SHORT EXERCISE:
Return the entries below verbatim. Pictures stay out.

▼

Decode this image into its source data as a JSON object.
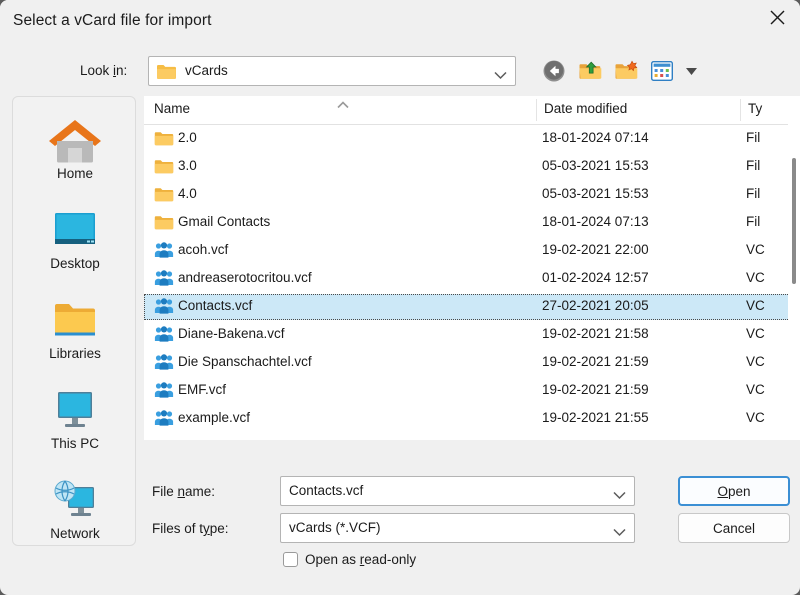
{
  "dialog": {
    "title": "Select a vCard file for import",
    "close_icon": "close-icon"
  },
  "lookin": {
    "label_pre": "Look ",
    "label_accel": "i",
    "label_post": "n:",
    "value": "vCards",
    "dropdown_icon": "chevron-down-icon"
  },
  "toolbar": {
    "back_label": "Back",
    "up_label": "Up One Level",
    "newfolder_label": "Create New Folder",
    "views_label": "Views",
    "views_caret": "caret-down-icon"
  },
  "places": [
    {
      "label": "Home",
      "icon": "home-icon"
    },
    {
      "label": "Desktop",
      "icon": "desktop-icon"
    },
    {
      "label": "Libraries",
      "icon": "folder-icon"
    },
    {
      "label": "This PC",
      "icon": "computer-icon"
    },
    {
      "label": "Network",
      "icon": "network-icon"
    }
  ],
  "filelist": {
    "columns": [
      {
        "label": "Name",
        "sort": "ascending"
      },
      {
        "label": "Date modified"
      },
      {
        "label": "Ty"
      }
    ],
    "rows": [
      {
        "name": "2.0",
        "date": "18-01-2024 07:14",
        "type": "Fil",
        "kind": "folder",
        "selected": false
      },
      {
        "name": "3.0",
        "date": "05-03-2021 15:53",
        "type": "Fil",
        "kind": "folder",
        "selected": false
      },
      {
        "name": "4.0",
        "date": "05-03-2021 15:53",
        "type": "Fil",
        "kind": "folder",
        "selected": false
      },
      {
        "name": "Gmail Contacts",
        "date": "18-01-2024 07:13",
        "type": "Fil",
        "kind": "folder",
        "selected": false
      },
      {
        "name": "acoh.vcf",
        "date": "19-02-2021 22:00",
        "type": "VC",
        "kind": "vcard",
        "selected": false
      },
      {
        "name": "andreaserotocritou.vcf",
        "date": "01-02-2024 12:57",
        "type": "VC",
        "kind": "vcard",
        "selected": false
      },
      {
        "name": "Contacts.vcf",
        "date": "27-02-2021 20:05",
        "type": "VC",
        "kind": "vcard",
        "selected": true
      },
      {
        "name": "Diane-Bakena.vcf",
        "date": "19-02-2021 21:58",
        "type": "VC",
        "kind": "vcard",
        "selected": false
      },
      {
        "name": "Die Spanschachtel.vcf",
        "date": "19-02-2021 21:59",
        "type": "VC",
        "kind": "vcard",
        "selected": false
      },
      {
        "name": "EMF.vcf",
        "date": "19-02-2021 21:59",
        "type": "VC",
        "kind": "vcard",
        "selected": false
      },
      {
        "name": "example.vcf",
        "date": "19-02-2021 21:55",
        "type": "VC",
        "kind": "vcard",
        "selected": false
      }
    ]
  },
  "form": {
    "filename_label_pre": "File ",
    "filename_label_accel": "n",
    "filename_label_post": "ame:",
    "filename_value": "Contacts.vcf",
    "filetype_label_pre": "Files of t",
    "filetype_label_accel": "y",
    "filetype_label_post": "pe:",
    "filetype_value": "vCards (*.VCF)",
    "readonly_label_pre": "Open as ",
    "readonly_label_accel": "r",
    "readonly_label_post": "ead-only",
    "readonly_checked": false
  },
  "buttons": {
    "open_pre": "",
    "open_accel": "O",
    "open_post": "pen",
    "cancel_label": "Cancel"
  },
  "colors": {
    "accent": "#3b8fd4",
    "selection": "#cce8f7",
    "window_bg": "#f0f0f0",
    "folder": "#fcc34d"
  }
}
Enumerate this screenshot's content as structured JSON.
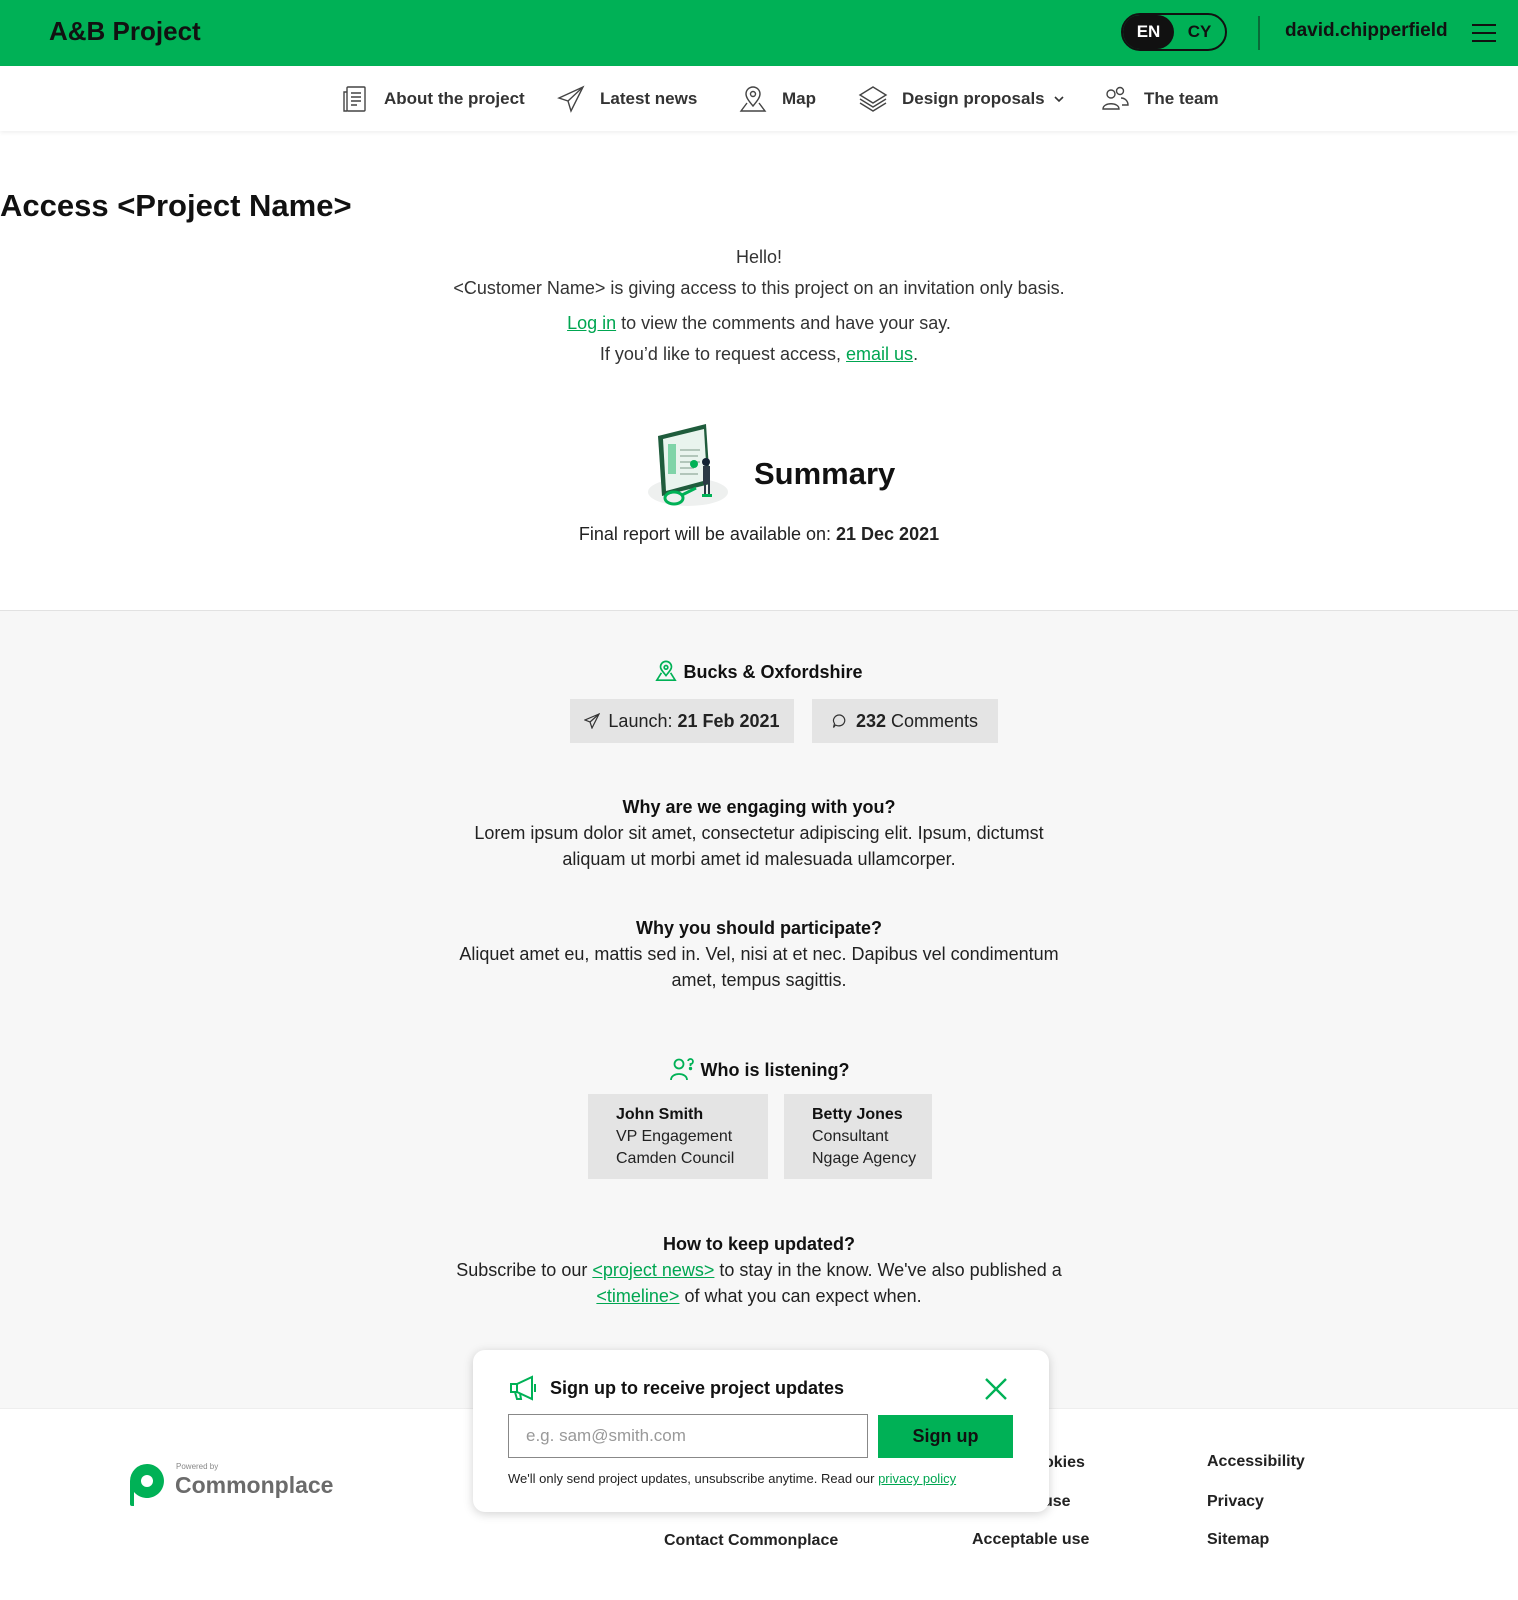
{
  "header": {
    "brand": "A&B Project",
    "lang_active": "EN",
    "lang_other": "CY",
    "username": "david.chipperfield",
    "accent_color": "#00b156"
  },
  "nav": {
    "items": [
      {
        "label": "About the project",
        "icon": "document-icon"
      },
      {
        "label": "Latest news",
        "icon": "paper-plane-icon"
      },
      {
        "label": "Map",
        "icon": "map-pin-icon"
      },
      {
        "label": "Design proposals",
        "icon": "layers-icon"
      },
      {
        "label": "The team",
        "icon": "people-icon"
      }
    ]
  },
  "hero": {
    "title": "Access <Project Name>",
    "greeting": "Hello!",
    "intro": "<Customer Name> is giving access to this project on an invitation only basis.",
    "login_link": "Log in",
    "login_rest": " to view the comments and have your say.",
    "request_prefix": "If you’d like to request access, ",
    "email_link": "email us",
    "request_suffix": "."
  },
  "summary": {
    "title": "Summary",
    "final_prefix": "Final report will be available on: ",
    "final_date": "21 Dec 2021"
  },
  "details": {
    "location": "Bucks & Oxfordshire",
    "launch_label": "Launch: ",
    "launch_date": "21 Feb 2021",
    "comments_count": "232",
    "comments_label": " Comments"
  },
  "sections": {
    "why_engaging_title": "Why are we engaging with you?",
    "why_engaging_body": "Lorem ipsum dolor sit amet, consectetur adipiscing elit. Ipsum, dictumst aliquam ut morbi amet id malesuada ullamcorper.",
    "why_participate_title": "Why you should participate?",
    "why_participate_body": "Aliquet amet eu, mattis sed in. Vel, nisi at et nec. Dapibus vel condimentum amet, tempus sagittis.",
    "listening_title": "Who is listening?",
    "updated_title": "How to keep updated?",
    "updated_prefix": "Subscribe to our ",
    "updated_link1": "<project news>",
    "updated_mid": " to stay in the know. We've also published a ",
    "updated_link2": "<timeline>",
    "updated_suffix": " of what you can expect when."
  },
  "people": [
    {
      "name": "John Smith",
      "role": "VP Engagement",
      "org": "Camden Council"
    },
    {
      "name": "Betty Jones",
      "role": "Consultant",
      "org": "Ngage Agency"
    }
  ],
  "footer": {
    "powered_by": "Powered by",
    "logo_text": "Commonplace",
    "links": [
      "Contact Commonplace",
      "okies",
      "use",
      "Acceptable use",
      "Accessibility",
      "Privacy",
      "Sitemap"
    ]
  },
  "popup": {
    "title": "Sign up to receive project updates",
    "input_placeholder": "e.g. sam@smith.com",
    "button_label": "Sign up",
    "note_prefix": "We'll only send project updates, unsubscribe anytime. Read our ",
    "note_link": "privacy policy"
  }
}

▲

ANSWER FOR THE TASK:
Decode this image into its source data as a JSON object.
{
  "dialog": {
    "title": "Select a vCard file for import",
    "close_icon": "close-icon"
  },
  "lookin": {
    "label_pre": "Look ",
    "label_accel": "i",
    "label_post": "n:",
    "value": "vCards",
    "dropdown_icon": "chevron-down-icon"
  },
  "toolbar": {
    "back_label": "Back",
    "up_label": "Up One Level",
    "newfolder_label": "Create New Folder",
    "views_label": "Views",
    "views_caret": "caret-down-icon"
  },
  "places": [
    {
      "label": "Home",
      "icon": "home-icon"
    },
    {
      "label": "Desktop",
      "icon": "desktop-icon"
    },
    {
      "label": "Libraries",
      "icon": "folder-icon"
    },
    {
      "label": "This PC",
      "icon": "computer-icon"
    },
    {
      "label": "Network",
      "icon": "network-icon"
    }
  ],
  "filelist": {
    "columns": [
      {
        "label": "Name",
        "sort": "ascending"
      },
      {
        "label": "Date modified"
      },
      {
        "label": "Ty"
      }
    ],
    "rows": [
      {
        "name": "2.0",
        "date": "18-01-2024 07:14",
        "type": "Fil",
        "kind": "folder",
        "selected": false
      },
      {
        "name": "3.0",
        "date": "05-03-2021 15:53",
        "type": "Fil",
        "kind": "folder",
        "selected": false
      },
      {
        "name": "4.0",
        "date": "05-03-2021 15:53",
        "type": "Fil",
        "kind": "folder",
        "selected": false
      },
      {
        "name": "Gmail Contacts",
        "date": "18-01-2024 07:13",
        "type": "Fil",
        "kind": "folder",
        "selected": false
      },
      {
        "name": "acoh.vcf",
        "date": "19-02-2021 22:00",
        "type": "VC",
        "kind": "vcard",
        "selected": false
      },
      {
        "name": "andreaserotocritou.vcf",
        "date": "01-02-2024 12:57",
        "type": "VC",
        "kind": "vcard",
        "selected": false
      },
      {
        "name": "Contacts.vcf",
        "date": "27-02-2021 20:05",
        "type": "VC",
        "kind": "vcard",
        "selected": true
      },
      {
        "name": "Diane-Bakena.vcf",
        "date": "19-02-2021 21:58",
        "type": "VC",
        "kind": "vcard",
        "selected": false
      },
      {
        "name": "Die Spanschachtel.vcf",
        "date": "19-02-2021 21:59",
        "type": "VC",
        "kind": "vcard",
        "selected": false
      },
      {
        "name": "EMF.vcf",
        "date": "19-02-2021 21:59",
        "type": "VC",
        "kind": "vcard",
        "selected": false
      },
      {
        "name": "example.vcf",
        "date": "19-02-2021 21:55",
        "type": "VC",
        "kind": "vcard",
        "selected": false
      }
    ]
  },
  "form": {
    "filename_label_pre": "File ",
    "filename_label_accel": "n",
    "filename_label_post": "ame:",
    "filename_value": "Contacts.vcf",
    "filetype_label_pre": "Files of t",
    "filetype_label_accel": "y",
    "filetype_label_post": "pe:",
    "filetype_value": "vCards (*.VCF)",
    "readonly_label_pre": "Open as ",
    "readonly_label_accel": "r",
    "readonly_label_post": "ead-only",
    "readonly_checked": false
  },
  "buttons": {
    "open_pre": "",
    "open_accel": "O",
    "open_post": "pen",
    "cancel_label": "Cancel"
  },
  "colors": {
    "accent": "#3b8fd4",
    "selection": "#cce8f7",
    "window_bg": "#f0f0f0",
    "folder": "#fcc34d"
  }
}
Enumerate this screenshot's content as structured JSON.
{
  "header": {
    "brand": "A&B Project",
    "lang_active": "EN",
    "lang_other": "CY",
    "username": "david.chipperfield",
    "accent_color": "#00b156"
  },
  "nav": {
    "items": [
      {
        "label": "About the project",
        "icon": "document-icon"
      },
      {
        "label": "Latest news",
        "icon": "paper-plane-icon"
      },
      {
        "label": "Map",
        "icon": "map-pin-icon"
      },
      {
        "label": "Design proposals",
        "icon": "layers-icon"
      },
      {
        "label": "The team",
        "icon": "people-icon"
      }
    ]
  },
  "hero": {
    "title": "Access <Project Name>",
    "greeting": "Hello!",
    "intro": "<Customer Name> is giving access to this project on an invitation only basis.",
    "login_link": "Log in",
    "login_rest": " to view the comments and have your say.",
    "request_prefix": "If you’d like to request access, ",
    "email_link": "email us",
    "request_suffix": "."
  },
  "summary": {
    "title": "Summary",
    "final_prefix": "Final report will be available on: ",
    "final_date": "21 Dec 2021"
  },
  "details": {
    "location": "Bucks & Oxfordshire",
    "launch_label": "Launch: ",
    "launch_date": "21 Feb 2021",
    "comments_count": "232",
    "comments_label": " Comments"
  },
  "sections": {
    "why_engaging_title": "Why are we engaging with you?",
    "why_engaging_body": "Lorem ipsum dolor sit amet, consectetur adipiscing elit. Ipsum, dictumst aliquam ut morbi amet id malesuada ullamcorper.",
    "why_participate_title": "Why you should participate?",
    "why_participate_body": "Aliquet amet eu, mattis sed in. Vel, nisi at et nec. Dapibus vel condimentum amet, tempus sagittis.",
    "listening_title": "Who is listening?",
    "updated_title": "How to keep updated?",
    "updated_prefix": "Subscribe to our ",
    "updated_link1": "<project news>",
    "updated_mid": " to stay in the know. We've also published a ",
    "updated_link2": "<timeline>",
    "updated_suffix": " of what you can expect when."
  },
  "people": [
    {
      "name": "John Smith",
      "role": "VP Engagement",
      "org": "Camden Council"
    },
    {
      "name": "Betty Jones",
      "role": "Consultant",
      "org": "Ngage Agency"
    }
  ],
  "footer": {
    "powered_by": "Powered by",
    "logo_text": "Commonplace",
    "links": [
      "Contact Commonplace",
      "okies",
      "use",
      "Acceptable use",
      "Accessibility",
      "Privacy",
      "Sitemap"
    ]
  },
  "popup": {
    "title": "Sign up to receive project updates",
    "input_placeholder": "e.g. sam@smith.com",
    "button_label": "Sign up",
    "note_prefix": "We'll only send project updates, unsubscribe anytime. Read our ",
    "note_link": "privacy policy"
  }
}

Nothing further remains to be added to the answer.